TASK DETAILS
Go through the material below and report how many lines contain "INTERVAL". Give only the number.

+--

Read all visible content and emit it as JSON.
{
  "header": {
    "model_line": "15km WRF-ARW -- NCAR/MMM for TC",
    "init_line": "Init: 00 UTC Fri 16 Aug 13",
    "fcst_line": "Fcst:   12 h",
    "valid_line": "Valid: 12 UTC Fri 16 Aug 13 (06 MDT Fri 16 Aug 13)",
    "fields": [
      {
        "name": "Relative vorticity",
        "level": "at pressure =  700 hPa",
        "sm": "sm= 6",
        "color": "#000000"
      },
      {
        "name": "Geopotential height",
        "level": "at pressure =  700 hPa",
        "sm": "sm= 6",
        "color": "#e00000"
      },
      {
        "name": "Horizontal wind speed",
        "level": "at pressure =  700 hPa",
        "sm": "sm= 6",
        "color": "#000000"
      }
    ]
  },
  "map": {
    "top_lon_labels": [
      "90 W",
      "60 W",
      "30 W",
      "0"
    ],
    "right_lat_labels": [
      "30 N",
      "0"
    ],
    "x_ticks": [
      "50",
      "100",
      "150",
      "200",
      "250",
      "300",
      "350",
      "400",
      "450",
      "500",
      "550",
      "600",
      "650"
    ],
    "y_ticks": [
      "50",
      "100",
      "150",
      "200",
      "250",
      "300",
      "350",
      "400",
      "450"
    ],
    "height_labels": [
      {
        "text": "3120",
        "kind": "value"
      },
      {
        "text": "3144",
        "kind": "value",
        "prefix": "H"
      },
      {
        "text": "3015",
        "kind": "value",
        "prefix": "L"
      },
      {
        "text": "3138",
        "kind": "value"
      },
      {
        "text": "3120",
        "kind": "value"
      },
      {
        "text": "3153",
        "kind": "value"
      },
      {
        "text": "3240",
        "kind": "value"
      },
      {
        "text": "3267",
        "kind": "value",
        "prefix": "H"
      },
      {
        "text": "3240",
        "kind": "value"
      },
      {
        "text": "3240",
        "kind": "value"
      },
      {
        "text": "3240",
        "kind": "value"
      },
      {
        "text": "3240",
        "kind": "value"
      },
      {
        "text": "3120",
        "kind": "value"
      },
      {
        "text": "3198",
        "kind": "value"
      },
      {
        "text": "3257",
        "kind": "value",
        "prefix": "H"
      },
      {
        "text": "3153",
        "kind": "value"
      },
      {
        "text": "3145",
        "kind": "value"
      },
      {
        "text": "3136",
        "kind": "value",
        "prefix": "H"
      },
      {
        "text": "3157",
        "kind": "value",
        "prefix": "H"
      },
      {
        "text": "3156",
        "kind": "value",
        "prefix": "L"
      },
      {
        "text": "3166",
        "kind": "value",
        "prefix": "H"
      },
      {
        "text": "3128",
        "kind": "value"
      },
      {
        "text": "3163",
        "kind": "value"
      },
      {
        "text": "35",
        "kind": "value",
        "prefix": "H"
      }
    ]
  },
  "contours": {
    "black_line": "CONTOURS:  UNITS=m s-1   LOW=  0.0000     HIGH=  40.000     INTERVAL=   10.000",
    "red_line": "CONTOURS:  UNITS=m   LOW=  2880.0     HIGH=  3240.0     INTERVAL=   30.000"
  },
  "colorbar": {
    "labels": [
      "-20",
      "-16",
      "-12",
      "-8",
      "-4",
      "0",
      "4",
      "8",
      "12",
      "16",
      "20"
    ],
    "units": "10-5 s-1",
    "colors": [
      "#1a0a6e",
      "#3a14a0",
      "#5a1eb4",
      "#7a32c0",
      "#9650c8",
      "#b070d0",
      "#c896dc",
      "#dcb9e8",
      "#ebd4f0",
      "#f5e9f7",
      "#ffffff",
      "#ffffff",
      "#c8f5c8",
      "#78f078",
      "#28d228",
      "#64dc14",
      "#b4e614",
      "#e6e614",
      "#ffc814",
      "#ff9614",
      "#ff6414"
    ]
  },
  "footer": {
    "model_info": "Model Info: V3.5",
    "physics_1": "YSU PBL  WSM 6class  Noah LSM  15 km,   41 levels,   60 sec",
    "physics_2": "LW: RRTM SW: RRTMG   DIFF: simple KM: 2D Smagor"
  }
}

+--

ANSWER TO THE PROBLEM
2